Given request.
Copy the data below exactly, omitting any picture it contains.

[START Supplied records]

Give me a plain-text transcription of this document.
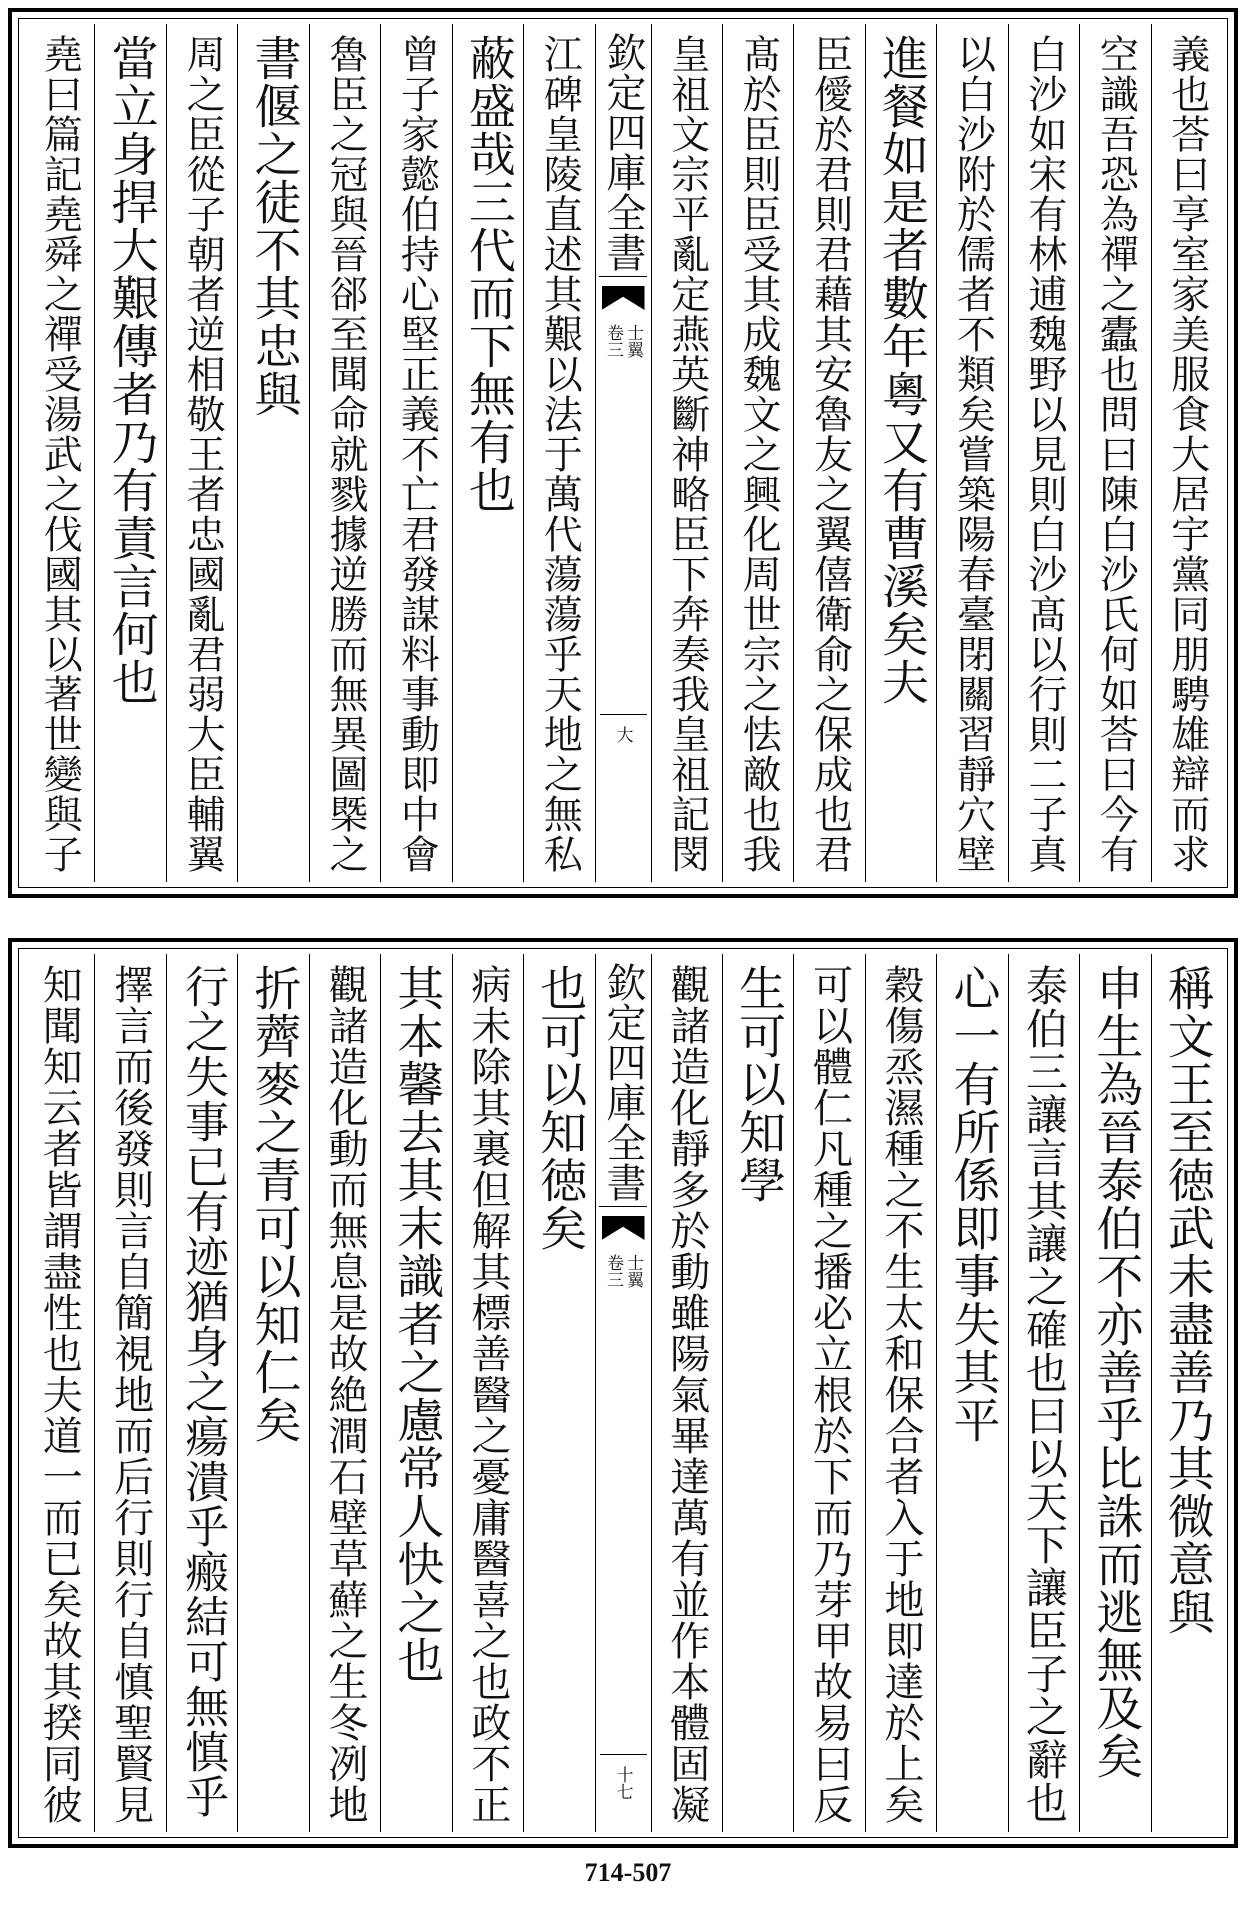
義也荅曰享室家美服食大居宇黨同朋騁雄辯而求
空識吾恐為禪之蠹也問曰陳白沙氏何如荅曰今有
白沙如宋有林逋魏野以見則白沙髙以行則二子真
以白沙附於儒者不類矣嘗築陽春臺閉關習靜穴壁
進餐如是者數年粵又有曹溪矣夫
臣僾於君則君藉其安魯友之翼僖衛俞之保成也君
髙於臣則臣受其成魏文之興化周世宗之怯敵也我
皇祖文宗平亂定燕英斷神略臣下奔奏我皇祖記閔
欽定四庫全書
士翼
卷三
大
江碑皇陵直述其艱以法于萬代蕩蕩乎天地之無私
蔽盛哉三代而下無有也
曾子家懿伯持心堅正義不亡君發謀料事動即中會
魯臣之冠與晉郤至聞命就戮據逆勝而無異圖槩之
書偃之徒不其忠與
周之臣從子朝者逆相敬王者忠國亂君弱大臣輔翼
當立身捍大艱傳者乃有責言何也
堯曰篇記堯舜之禪受湯武之伐國其以著世變與子
稱文王至徳武未盡善乃其微意與
申生為晉泰伯不亦善乎比誅而逃無及矣
泰伯三讓言其讓之確也曰以天下讓臣子之辭也
心一有所係即事失其平
穀傷烝濕種之不生太和保合者入于地即達於上矣
可以體仁凡種之播必立根於下而乃芽甲故易曰反
生可以知學
觀諸造化靜多於動雖陽氣畢達萬有並作本體固凝
欽定四庫全書
士翼
卷三
十七
也可以知徳矣
病未除其裏但解其標善醫之憂庸醫喜之也政不正
其本馨去其末識者之慮常人快之也
觀諸造化動而無息是故絶澗石壁草蘚之生冬冽地
折薺麥之青可以知仁矣
行之失事已有迹猶身之瘍潰乎瘢結可無慎乎
擇言而後發則言自簡視地而后行則行自慎聖賢見
知聞知云者皆謂盡性也夫道一而已矣故其揆同彼
714-507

[END Supplied records]

Solution for this task.
Give me a plain-text transcription of this document.
義也荅曰享室家美服食大居宇黨同朋騁雄辯而求
空識吾恐為禪之蠹也問曰陳白沙氏何如荅曰今有
白沙如宋有林逋魏野以見則白沙髙以行則二子真
以白沙附於儒者不類矣嘗築陽春臺閉關習靜穴壁
進餐如是者數年粵又有曹溪矣夫
臣僾於君則君藉其安魯友之翼僖衛俞之保成也君
髙於臣則臣受其成魏文之興化周世宗之怯敵也我
皇祖文宗平亂定燕英斷神略臣下奔奏我皇祖記閔
欽定四庫全書
士翼
卷三
大
江碑皇陵直述其艱以法于萬代蕩蕩乎天地之無私
蔽盛哉三代而下無有也
曾子家懿伯持心堅正義不亡君發謀料事動即中會
魯臣之冠與晉郤至聞命就戮據逆勝而無異圖槩之
書偃之徒不其忠與
周之臣從子朝者逆相敬王者忠國亂君弱大臣輔翼
當立身捍大艱傳者乃有責言何也
堯曰篇記堯舜之禪受湯武之伐國其以著世變與子
稱文王至徳武未盡善乃其微意與
申生為晉泰伯不亦善乎比誅而逃無及矣
泰伯三讓言其讓之確也曰以天下讓臣子之辭也
心一有所係即事失其平
穀傷烝濕種之不生太和保合者入于地即達於上矣
可以體仁凡種之播必立根於下而乃芽甲故易曰反
生可以知學
觀諸造化靜多於動雖陽氣畢達萬有並作本體固凝
欽定四庫全書
士翼
卷三
十七
也可以知徳矣
病未除其裏但解其標善醫之憂庸醫喜之也政不正
其本馨去其末識者之慮常人快之也
觀諸造化動而無息是故絶澗石壁草蘚之生冬冽地
折薺麥之青可以知仁矣
行之失事已有迹猶身之瘍潰乎瘢結可無慎乎
擇言而後發則言自簡視地而后行則行自慎聖賢見
知聞知云者皆謂盡性也夫道一而已矣故其揆同彼
714-507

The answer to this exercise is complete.